# Tasks and exercises
1. Name every parameter that the text on IBM's TSS/360 gives as a column of the "Table Driven Scheduler" table.
2. Turn the paragraph in the TSS/360 text that begins "TSS/360 was one of the first implementations" into a short bulleted list that keeps its main facts.
3. Extend the text on IBM's TSS/360 by writing what comes next after its last sentence.

# Page text

========================

The IBM Time Sharing System TSS/360 is a discontinued early time-sharing operating system designed exclusively for a special model of the System/360 line of mainframes, the Model 67. Made available on a trial basis to a limited set of customers in 1967, it was never officially released as a supported product by IBM. TSS pioneered a number of novel features, some of which later appeared in more popular systems such as MVS. TSS was migrated to System/370 and 303x systems, but despite its many advances and novel capabilities, TSS failed to meet expectations and was eventually canceled. The Resident Supervisor of TSS/370 was used as the basis for a port of UNIX to the IBM mainframe. TSS/360 also inspired the development of the TSS/8 operating system.

== Novel characteristics ==
TSS/360 was one of the first implementations of tightly coupled symmetric multiprocessing. A pair of Model 67 mainframes shared a common physical memory space, and ran a single copy of the kernel (and application) code. An I/O operation launched by one processor could end and cause an interrupt in the other. The Model 67 used a standard 360 instruction called Test and Set to implement locks on code critical sections.

It also implemented virtual memory and virtual machines using position-independent code.

TSS/360 included an early implementation of a "Table Driven Scheduler" – a user-configured table whose columns were parameters such as current priority, working set size, and number of timeslices used to date. The kernel would refer to this table when calculating the new priority of a thread. This later appeared in systems as diverse as Honeywell CP-V and IBM z/OS.

========================

Document layout analysis data:

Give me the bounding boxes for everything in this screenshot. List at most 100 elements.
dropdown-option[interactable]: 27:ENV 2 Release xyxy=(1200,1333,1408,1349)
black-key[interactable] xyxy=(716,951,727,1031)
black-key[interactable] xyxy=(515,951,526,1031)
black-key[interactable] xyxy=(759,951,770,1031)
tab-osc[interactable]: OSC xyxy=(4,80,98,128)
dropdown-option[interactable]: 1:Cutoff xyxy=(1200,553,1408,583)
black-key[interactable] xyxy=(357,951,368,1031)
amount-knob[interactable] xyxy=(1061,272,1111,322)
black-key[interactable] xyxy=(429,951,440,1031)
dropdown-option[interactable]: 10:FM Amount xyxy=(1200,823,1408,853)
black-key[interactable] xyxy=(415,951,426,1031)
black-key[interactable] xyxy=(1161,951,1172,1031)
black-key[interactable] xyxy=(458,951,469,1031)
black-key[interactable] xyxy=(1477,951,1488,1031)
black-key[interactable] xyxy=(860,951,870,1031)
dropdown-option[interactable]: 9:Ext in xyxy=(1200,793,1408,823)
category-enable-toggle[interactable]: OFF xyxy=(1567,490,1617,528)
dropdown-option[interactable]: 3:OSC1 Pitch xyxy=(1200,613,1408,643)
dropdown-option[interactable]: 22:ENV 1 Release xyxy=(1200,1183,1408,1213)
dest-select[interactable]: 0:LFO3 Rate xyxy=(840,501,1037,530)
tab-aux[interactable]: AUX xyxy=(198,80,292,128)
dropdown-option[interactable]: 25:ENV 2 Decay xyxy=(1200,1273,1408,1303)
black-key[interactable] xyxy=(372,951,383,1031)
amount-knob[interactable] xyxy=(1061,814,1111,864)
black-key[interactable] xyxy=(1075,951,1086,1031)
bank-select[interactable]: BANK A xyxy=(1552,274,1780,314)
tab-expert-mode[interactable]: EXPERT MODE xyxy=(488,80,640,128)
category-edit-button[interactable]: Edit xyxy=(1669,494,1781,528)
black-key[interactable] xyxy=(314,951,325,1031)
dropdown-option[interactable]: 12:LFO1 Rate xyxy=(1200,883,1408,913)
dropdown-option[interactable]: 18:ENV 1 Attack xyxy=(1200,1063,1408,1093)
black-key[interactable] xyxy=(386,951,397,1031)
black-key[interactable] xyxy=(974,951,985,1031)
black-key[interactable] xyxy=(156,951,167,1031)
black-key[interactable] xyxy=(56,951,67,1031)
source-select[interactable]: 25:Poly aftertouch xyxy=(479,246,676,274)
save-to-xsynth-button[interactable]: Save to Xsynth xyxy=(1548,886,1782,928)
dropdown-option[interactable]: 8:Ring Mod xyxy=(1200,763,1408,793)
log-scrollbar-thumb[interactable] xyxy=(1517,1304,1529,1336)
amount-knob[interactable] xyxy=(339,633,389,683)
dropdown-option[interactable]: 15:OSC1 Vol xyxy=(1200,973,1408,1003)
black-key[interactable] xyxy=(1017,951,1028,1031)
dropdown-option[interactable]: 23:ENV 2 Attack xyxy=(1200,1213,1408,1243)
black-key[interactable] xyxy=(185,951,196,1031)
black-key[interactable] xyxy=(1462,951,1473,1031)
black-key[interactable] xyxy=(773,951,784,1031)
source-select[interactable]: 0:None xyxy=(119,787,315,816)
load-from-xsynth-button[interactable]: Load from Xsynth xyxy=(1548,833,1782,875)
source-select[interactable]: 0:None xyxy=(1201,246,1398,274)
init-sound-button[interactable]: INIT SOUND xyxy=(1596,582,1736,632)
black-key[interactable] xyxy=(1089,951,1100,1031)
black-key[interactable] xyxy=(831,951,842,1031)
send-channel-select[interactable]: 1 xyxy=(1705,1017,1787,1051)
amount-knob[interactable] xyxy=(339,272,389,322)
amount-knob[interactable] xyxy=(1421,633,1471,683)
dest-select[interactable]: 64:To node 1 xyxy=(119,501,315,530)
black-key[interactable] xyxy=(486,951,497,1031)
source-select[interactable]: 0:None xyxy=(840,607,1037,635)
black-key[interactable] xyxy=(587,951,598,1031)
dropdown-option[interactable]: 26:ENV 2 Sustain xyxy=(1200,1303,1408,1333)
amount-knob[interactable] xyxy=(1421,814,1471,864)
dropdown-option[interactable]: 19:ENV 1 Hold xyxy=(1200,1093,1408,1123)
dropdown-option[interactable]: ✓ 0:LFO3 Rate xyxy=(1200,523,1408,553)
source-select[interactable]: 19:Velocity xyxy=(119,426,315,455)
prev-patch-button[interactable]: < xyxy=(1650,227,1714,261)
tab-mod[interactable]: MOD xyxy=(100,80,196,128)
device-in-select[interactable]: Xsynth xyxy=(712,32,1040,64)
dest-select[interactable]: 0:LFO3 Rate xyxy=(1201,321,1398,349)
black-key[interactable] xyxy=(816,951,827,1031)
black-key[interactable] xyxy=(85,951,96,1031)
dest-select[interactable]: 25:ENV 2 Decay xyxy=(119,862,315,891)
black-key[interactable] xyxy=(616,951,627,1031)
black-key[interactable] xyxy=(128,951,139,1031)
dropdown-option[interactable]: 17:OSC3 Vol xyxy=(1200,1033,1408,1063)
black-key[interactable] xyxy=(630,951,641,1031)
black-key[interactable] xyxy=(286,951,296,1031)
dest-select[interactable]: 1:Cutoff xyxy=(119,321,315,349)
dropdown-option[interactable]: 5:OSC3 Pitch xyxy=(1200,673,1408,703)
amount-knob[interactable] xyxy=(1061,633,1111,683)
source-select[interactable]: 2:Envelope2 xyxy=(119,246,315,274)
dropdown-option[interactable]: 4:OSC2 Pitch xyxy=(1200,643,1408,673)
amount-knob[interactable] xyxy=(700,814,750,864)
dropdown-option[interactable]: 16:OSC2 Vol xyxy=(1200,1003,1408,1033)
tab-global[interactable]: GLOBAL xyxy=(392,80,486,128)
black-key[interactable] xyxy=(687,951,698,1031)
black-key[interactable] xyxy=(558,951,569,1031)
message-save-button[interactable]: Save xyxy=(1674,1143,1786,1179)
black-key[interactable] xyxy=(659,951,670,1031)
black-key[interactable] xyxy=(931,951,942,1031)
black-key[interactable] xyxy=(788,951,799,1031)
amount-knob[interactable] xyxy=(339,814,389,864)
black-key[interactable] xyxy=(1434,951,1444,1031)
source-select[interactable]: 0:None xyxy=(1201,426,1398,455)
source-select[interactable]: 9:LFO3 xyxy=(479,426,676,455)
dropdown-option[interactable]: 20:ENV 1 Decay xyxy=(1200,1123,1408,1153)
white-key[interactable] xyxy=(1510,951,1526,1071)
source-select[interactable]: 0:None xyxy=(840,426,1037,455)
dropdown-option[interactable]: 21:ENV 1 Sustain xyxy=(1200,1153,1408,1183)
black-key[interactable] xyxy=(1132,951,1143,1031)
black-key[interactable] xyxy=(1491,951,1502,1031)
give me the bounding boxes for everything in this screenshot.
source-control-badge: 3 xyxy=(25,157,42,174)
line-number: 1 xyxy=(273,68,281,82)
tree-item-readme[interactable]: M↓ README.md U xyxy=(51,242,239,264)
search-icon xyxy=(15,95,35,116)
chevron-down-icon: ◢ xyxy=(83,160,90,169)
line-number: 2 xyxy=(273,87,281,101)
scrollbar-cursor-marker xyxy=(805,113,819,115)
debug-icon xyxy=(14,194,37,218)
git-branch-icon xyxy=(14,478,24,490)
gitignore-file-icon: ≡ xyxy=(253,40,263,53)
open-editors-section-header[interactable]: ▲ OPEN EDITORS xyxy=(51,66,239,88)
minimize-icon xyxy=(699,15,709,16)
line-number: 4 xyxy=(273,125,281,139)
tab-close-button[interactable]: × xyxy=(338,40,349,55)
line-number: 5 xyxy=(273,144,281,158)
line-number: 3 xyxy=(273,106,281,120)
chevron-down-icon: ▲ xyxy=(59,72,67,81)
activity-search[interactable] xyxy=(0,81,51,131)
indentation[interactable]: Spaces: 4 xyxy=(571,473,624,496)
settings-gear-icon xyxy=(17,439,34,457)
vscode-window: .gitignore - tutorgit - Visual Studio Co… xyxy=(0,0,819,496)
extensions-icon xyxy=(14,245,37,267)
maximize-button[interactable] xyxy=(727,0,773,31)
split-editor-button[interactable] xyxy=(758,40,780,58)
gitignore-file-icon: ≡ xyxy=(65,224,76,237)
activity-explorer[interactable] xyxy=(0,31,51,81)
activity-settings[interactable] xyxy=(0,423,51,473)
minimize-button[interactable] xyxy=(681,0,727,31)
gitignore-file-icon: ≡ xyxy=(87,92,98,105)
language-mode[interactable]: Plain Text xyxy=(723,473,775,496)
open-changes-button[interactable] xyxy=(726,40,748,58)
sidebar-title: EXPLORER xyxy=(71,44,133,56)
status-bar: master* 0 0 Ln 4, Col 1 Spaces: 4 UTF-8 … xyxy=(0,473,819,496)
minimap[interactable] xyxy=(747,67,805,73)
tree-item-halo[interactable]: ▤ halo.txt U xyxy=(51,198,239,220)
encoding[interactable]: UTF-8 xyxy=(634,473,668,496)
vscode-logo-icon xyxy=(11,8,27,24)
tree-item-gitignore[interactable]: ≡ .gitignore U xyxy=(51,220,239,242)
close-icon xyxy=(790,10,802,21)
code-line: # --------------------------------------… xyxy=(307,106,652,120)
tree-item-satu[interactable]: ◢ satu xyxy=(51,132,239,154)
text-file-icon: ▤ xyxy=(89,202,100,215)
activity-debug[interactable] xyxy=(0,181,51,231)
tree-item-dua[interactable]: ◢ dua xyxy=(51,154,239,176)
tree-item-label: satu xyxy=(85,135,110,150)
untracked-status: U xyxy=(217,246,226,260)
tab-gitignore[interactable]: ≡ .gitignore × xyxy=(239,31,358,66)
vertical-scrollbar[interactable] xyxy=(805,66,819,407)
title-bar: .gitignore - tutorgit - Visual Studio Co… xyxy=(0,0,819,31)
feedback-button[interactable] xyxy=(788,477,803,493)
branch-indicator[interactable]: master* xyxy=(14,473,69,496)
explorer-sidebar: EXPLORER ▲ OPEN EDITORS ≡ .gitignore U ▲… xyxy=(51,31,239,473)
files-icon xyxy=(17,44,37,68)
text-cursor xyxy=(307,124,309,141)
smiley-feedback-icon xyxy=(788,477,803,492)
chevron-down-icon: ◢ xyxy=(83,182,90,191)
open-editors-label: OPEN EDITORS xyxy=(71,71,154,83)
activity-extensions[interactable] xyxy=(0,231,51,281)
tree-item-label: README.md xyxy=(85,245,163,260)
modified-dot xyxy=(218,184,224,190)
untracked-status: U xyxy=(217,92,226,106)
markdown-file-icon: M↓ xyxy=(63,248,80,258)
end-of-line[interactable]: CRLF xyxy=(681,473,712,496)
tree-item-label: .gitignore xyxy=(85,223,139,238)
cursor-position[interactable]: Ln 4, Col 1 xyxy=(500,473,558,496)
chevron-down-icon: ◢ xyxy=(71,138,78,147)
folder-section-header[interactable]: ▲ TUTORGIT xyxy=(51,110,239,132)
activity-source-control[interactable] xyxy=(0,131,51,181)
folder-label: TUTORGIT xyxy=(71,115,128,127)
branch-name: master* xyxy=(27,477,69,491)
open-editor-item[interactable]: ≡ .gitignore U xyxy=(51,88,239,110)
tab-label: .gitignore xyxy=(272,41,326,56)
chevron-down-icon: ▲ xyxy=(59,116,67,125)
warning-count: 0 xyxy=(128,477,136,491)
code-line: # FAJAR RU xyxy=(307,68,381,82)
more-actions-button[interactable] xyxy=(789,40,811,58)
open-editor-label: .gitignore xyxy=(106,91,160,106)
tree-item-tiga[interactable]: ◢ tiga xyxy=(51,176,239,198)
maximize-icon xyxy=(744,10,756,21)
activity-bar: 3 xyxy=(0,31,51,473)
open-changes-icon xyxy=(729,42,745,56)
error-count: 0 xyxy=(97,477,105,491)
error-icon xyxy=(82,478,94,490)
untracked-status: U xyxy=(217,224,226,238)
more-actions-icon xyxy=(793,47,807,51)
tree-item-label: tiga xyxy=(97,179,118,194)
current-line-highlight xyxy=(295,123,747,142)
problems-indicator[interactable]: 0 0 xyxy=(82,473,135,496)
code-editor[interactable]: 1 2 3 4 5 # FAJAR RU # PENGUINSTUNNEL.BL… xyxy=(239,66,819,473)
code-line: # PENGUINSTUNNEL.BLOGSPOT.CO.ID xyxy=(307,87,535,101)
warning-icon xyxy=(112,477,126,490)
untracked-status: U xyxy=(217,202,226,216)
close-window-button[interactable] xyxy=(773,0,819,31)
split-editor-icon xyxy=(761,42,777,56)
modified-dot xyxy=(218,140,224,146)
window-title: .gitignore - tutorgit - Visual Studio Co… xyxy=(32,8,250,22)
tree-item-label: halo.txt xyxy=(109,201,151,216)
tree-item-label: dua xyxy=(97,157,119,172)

========================

# Solved tasks
1.
- Current priority
- Working set size
- Number of timeslices used to date

2.
- TSS/360 was one of the first implementations of tightly coupled symmetric multiprocessing.
- Two Model 67 mainframes shared one physical memory space and ran a single copy of the kernel and application code.
- An I/O operation started by one processor could finish and cause an interrupt in the other.
- The Model 67 used the standard 360 instruction Test and Set to lock code critical sections.

3.
As was standard with operating system software at the time, TSS/360 customers (such as General Motors Research Laboratories) were given full access to the entire source of the operating system code and development tools. User-developed improvements and patches were frequently incorporated into the official source code.

== User interface ==
TSS provides users a command-line interface. Users interact with the command system. The command format consists of Command_Name[ operands]. The command name is one to eight characters without imbedded blanks. The operands are optional depending on the command, and must be separated from the command name by at least one blank. Multiple operands should be separated by TAB characters or commas. Command lines can be continued by typing a hyphen ("-") at the end of the line to be continued and typing the continuation at the beginning of the next line. Multiple commands can be written on a line by separating them with semicolons (";"). Comments are allowed in command lines, separated from the command with a semicolon and included in single quotes ("'"). Operands can be either positional or keyword, with the format "keyword=value".

System commands are divided into seven categories:

- Task management – LOGON, LOGOFF, ABEND, etc.
- Data management – CATALOG, DDEF, DELETE, etc.
- Program management – LOAD, DUMP, DISPLAY, TRAP, etc.
- Command creation – PROCDEF, BUILTIN
- Message handling
- User profile – SYNONYM, DEFAULT, PROFILE, etc.
- Program product language interface – ASM (Assembler (F)), COBOL, HASM (Assembler (H)), PLI (PL/I (F)), PLIOPT (PL/I Optimizing Compiler), FTNH (FORTRAN (H)), etc.

== Position-independent code ==
TSS provided an early implementation of position-independent code, the ability to have different processes run a single copy of an executable possibly mapped to a different virtual addresses in each process.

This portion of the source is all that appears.